## START

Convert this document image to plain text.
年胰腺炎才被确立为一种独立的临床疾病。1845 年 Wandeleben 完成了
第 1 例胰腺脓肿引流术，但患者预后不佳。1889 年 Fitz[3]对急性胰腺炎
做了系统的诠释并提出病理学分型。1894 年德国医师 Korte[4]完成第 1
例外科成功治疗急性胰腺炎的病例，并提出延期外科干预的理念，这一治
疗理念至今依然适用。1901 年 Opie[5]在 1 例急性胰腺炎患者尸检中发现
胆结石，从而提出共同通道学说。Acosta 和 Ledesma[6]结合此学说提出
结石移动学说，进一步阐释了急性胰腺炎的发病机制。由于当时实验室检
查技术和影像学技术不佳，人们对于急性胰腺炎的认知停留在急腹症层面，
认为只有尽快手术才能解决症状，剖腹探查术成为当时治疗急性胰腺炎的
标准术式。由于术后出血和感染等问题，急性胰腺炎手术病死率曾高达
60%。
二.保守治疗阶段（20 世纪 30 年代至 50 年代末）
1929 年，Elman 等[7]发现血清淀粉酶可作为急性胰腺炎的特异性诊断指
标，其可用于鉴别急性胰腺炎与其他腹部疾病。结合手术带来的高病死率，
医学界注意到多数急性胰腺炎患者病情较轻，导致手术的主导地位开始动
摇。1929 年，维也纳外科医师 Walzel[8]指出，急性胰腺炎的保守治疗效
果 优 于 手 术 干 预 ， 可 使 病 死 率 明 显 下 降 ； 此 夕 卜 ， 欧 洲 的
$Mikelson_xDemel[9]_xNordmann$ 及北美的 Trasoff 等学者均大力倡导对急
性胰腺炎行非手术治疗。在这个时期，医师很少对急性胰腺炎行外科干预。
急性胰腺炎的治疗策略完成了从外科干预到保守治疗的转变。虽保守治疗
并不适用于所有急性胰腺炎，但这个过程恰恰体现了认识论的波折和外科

## END
## START

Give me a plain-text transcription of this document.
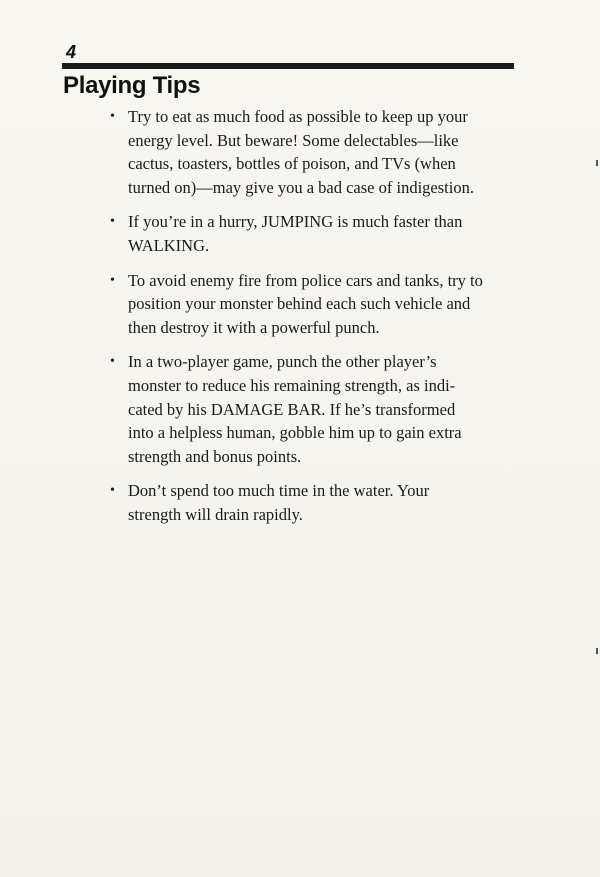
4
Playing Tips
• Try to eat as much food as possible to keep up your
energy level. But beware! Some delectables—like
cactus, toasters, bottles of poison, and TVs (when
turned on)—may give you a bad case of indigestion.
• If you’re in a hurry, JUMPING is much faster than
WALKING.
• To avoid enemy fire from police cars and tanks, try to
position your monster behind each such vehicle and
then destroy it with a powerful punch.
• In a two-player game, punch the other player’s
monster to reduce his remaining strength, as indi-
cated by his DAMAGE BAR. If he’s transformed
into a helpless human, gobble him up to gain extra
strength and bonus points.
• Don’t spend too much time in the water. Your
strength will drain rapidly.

## END

Where a line of the data holds "punch", show that line.

then destroy it with a powerful punch.
• In a two-player game, punch the other player’s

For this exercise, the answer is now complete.